Data for this task =>

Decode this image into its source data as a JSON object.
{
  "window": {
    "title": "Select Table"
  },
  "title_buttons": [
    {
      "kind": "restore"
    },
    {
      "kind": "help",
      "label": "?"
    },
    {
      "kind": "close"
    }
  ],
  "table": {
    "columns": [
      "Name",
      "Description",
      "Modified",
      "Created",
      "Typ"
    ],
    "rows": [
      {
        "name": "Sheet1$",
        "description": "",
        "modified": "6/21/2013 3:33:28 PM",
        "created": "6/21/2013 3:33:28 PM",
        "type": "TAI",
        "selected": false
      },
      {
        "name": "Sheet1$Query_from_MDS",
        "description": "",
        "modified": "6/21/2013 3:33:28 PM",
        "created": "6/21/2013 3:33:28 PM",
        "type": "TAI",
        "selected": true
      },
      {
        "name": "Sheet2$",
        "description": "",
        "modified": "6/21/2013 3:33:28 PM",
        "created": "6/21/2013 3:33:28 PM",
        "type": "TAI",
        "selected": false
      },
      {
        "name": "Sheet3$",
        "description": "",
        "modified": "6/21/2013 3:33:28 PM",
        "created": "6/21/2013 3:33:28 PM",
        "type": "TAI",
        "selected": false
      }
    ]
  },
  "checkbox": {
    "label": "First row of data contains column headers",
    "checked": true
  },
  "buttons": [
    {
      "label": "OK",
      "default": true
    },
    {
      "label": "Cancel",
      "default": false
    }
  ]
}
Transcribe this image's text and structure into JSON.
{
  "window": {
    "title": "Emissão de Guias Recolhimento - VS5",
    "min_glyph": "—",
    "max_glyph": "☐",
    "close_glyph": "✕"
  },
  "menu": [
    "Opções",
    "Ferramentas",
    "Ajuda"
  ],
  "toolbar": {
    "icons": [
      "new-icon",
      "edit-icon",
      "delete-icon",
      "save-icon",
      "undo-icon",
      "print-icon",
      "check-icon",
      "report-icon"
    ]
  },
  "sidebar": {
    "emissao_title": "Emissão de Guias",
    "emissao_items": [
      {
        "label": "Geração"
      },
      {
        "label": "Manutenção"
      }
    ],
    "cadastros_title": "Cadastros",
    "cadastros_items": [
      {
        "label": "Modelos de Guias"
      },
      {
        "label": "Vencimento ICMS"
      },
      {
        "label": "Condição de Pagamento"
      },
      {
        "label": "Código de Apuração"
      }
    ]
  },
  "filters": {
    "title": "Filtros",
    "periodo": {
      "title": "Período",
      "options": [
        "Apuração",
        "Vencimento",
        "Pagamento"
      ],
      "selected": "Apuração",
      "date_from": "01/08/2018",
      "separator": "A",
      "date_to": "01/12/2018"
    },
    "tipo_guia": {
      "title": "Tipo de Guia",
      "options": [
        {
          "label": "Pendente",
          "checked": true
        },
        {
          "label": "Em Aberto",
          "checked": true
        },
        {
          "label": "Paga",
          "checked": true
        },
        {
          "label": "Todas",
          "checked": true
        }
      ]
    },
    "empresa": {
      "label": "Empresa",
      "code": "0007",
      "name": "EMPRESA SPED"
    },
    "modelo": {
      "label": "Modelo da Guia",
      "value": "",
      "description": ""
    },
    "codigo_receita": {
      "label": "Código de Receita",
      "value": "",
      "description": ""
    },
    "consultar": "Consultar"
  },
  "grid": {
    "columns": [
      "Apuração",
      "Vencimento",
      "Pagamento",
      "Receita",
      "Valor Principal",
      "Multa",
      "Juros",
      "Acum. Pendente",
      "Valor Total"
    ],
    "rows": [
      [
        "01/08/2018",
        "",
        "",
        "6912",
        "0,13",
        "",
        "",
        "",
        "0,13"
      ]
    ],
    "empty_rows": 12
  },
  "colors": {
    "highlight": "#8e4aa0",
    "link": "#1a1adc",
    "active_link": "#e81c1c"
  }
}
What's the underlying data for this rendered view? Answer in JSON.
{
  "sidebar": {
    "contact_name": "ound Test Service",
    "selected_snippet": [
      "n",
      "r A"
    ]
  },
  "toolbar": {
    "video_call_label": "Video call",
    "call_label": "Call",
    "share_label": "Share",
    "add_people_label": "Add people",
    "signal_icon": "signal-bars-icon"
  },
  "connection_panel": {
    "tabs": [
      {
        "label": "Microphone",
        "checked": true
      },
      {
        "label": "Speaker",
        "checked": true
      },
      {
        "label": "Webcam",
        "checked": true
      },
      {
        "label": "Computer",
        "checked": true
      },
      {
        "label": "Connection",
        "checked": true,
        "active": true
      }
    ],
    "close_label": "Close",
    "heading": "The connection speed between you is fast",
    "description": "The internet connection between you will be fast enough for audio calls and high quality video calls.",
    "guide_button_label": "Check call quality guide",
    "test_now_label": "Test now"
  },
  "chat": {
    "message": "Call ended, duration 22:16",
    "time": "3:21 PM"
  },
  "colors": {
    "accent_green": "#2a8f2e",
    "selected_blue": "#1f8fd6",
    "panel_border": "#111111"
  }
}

What you have to do => Copy out the full set of records precisely, leaving nothing out.

Correct result =>
Decode this image into its source data as a JSON object.
{
  "window": {
    "title": "Select Table"
  },
  "title_buttons": [
    {
      "kind": "restore"
    },
    {
      "kind": "help",
      "label": "?"
    },
    {
      "kind": "close"
    }
  ],
  "table": {
    "columns": [
      "Name",
      "Description",
      "Modified",
      "Created",
      "Typ"
    ],
    "rows": [
      {
        "name": "Sheet1$",
        "description": "",
        "modified": "6/21/2013 3:33:28 PM",
        "created": "6/21/2013 3:33:28 PM",
        "type": "TAI",
        "selected": false
      },
      {
        "name": "Sheet1$Query_from_MDS",
        "description": "",
        "modified": "6/21/2013 3:33:28 PM",
        "created": "6/21/2013 3:33:28 PM",
        "type": "TAI",
        "selected": true
      },
      {
        "name": "Sheet2$",
        "description": "",
        "modified": "6/21/2013 3:33:28 PM",
        "created": "6/21/2013 3:33:28 PM",
        "type": "TAI",
        "selected": false
      },
      {
        "name": "Sheet3$",
        "description": "",
        "modified": "6/21/2013 3:33:28 PM",
        "created": "6/21/2013 3:33:28 PM",
        "type": "TAI",
        "selected": false
      }
    ]
  },
  "checkbox": {
    "label": "First row of data contains column headers",
    "checked": true
  },
  "buttons": [
    {
      "label": "OK",
      "default": true
    },
    {
      "label": "Cancel",
      "default": false
    }
  ]
}
Transcribe this image's text and structure into JSON.
{
  "window": {
    "title": "Emissão de Guias Recolhimento - VS5",
    "min_glyph": "—",
    "max_glyph": "☐",
    "close_glyph": "✕"
  },
  "menu": [
    "Opções",
    "Ferramentas",
    "Ajuda"
  ],
  "toolbar": {
    "icons": [
      "new-icon",
      "edit-icon",
      "delete-icon",
      "save-icon",
      "undo-icon",
      "print-icon",
      "check-icon",
      "report-icon"
    ]
  },
  "sidebar": {
    "emissao_title": "Emissão de Guias",
    "emissao_items": [
      {
        "label": "Geração"
      },
      {
        "label": "Manutenção"
      }
    ],
    "cadastros_title": "Cadastros",
    "cadastros_items": [
      {
        "label": "Modelos de Guias"
      },
      {
        "label": "Vencimento ICMS"
      },
      {
        "label": "Condição de Pagamento"
      },
      {
        "label": "Código de Apuração"
      }
    ]
  },
  "filters": {
    "title": "Filtros",
    "periodo": {
      "title": "Período",
      "options": [
        "Apuração",
        "Vencimento",
        "Pagamento"
      ],
      "selected": "Apuração",
      "date_from": "01/08/2018",
      "separator": "A",
      "date_to": "01/12/2018"
    },
    "tipo_guia": {
      "title": "Tipo de Guia",
      "options": [
        {
          "label": "Pendente",
          "checked": true
        },
        {
          "label": "Em Aberto",
          "checked": true
        },
        {
          "label": "Paga",
          "checked": true
        },
        {
          "label": "Todas",
          "checked": true
        }
      ]
    },
    "empresa": {
      "label": "Empresa",
      "code": "0007",
      "name": "EMPRESA SPED"
    },
    "modelo": {
      "label": "Modelo da Guia",
      "value": "",
      "description": ""
    },
    "codigo_receita": {
      "label": "Código de Receita",
      "value": "",
      "description": ""
    },
    "consultar": "Consultar"
  },
  "grid": {
    "columns": [
      "Apuração",
      "Vencimento",
      "Pagamento",
      "Receita",
      "Valor Principal",
      "Multa",
      "Juros",
      "Acum. Pendente",
      "Valor Total"
    ],
    "rows": [
      [
        "01/08/2018",
        "",
        "",
        "6912",
        "0,13",
        "",
        "",
        "",
        "0,13"
      ]
    ],
    "empty_rows": 12
  },
  "colors": {
    "highlight": "#8e4aa0",
    "link": "#1a1adc",
    "active_link": "#e81c1c"
  }
}
What's the underlying data for this rendered view? Answer in JSON.
{
  "sidebar": {
    "contact_name": "ound Test Service",
    "selected_snippet": [
      "n",
      "r A"
    ]
  },
  "toolbar": {
    "video_call_label": "Video call",
    "call_label": "Call",
    "share_label": "Share",
    "add_people_label": "Add people",
    "signal_icon": "signal-bars-icon"
  },
  "connection_panel": {
    "tabs": [
      {
        "label": "Microphone",
        "checked": true
      },
      {
        "label": "Speaker",
        "checked": true
      },
      {
        "label": "Webcam",
        "checked": true
      },
      {
        "label": "Computer",
        "checked": true
      },
      {
        "label": "Connection",
        "checked": true,
        "active": true
      }
    ],
    "close_label": "Close",
    "heading": "The connection speed between you is fast",
    "description": "The internet connection between you will be fast enough for audio calls and high quality video calls.",
    "guide_button_label": "Check call quality guide",
    "test_now_label": "Test now"
  },
  "chat": {
    "message": "Call ended, duration 22:16",
    "time": "3:21 PM"
  },
  "colors": {
    "accent_green": "#2a8f2e",
    "selected_blue": "#1f8fd6",
    "panel_border": "#111111"
  }
}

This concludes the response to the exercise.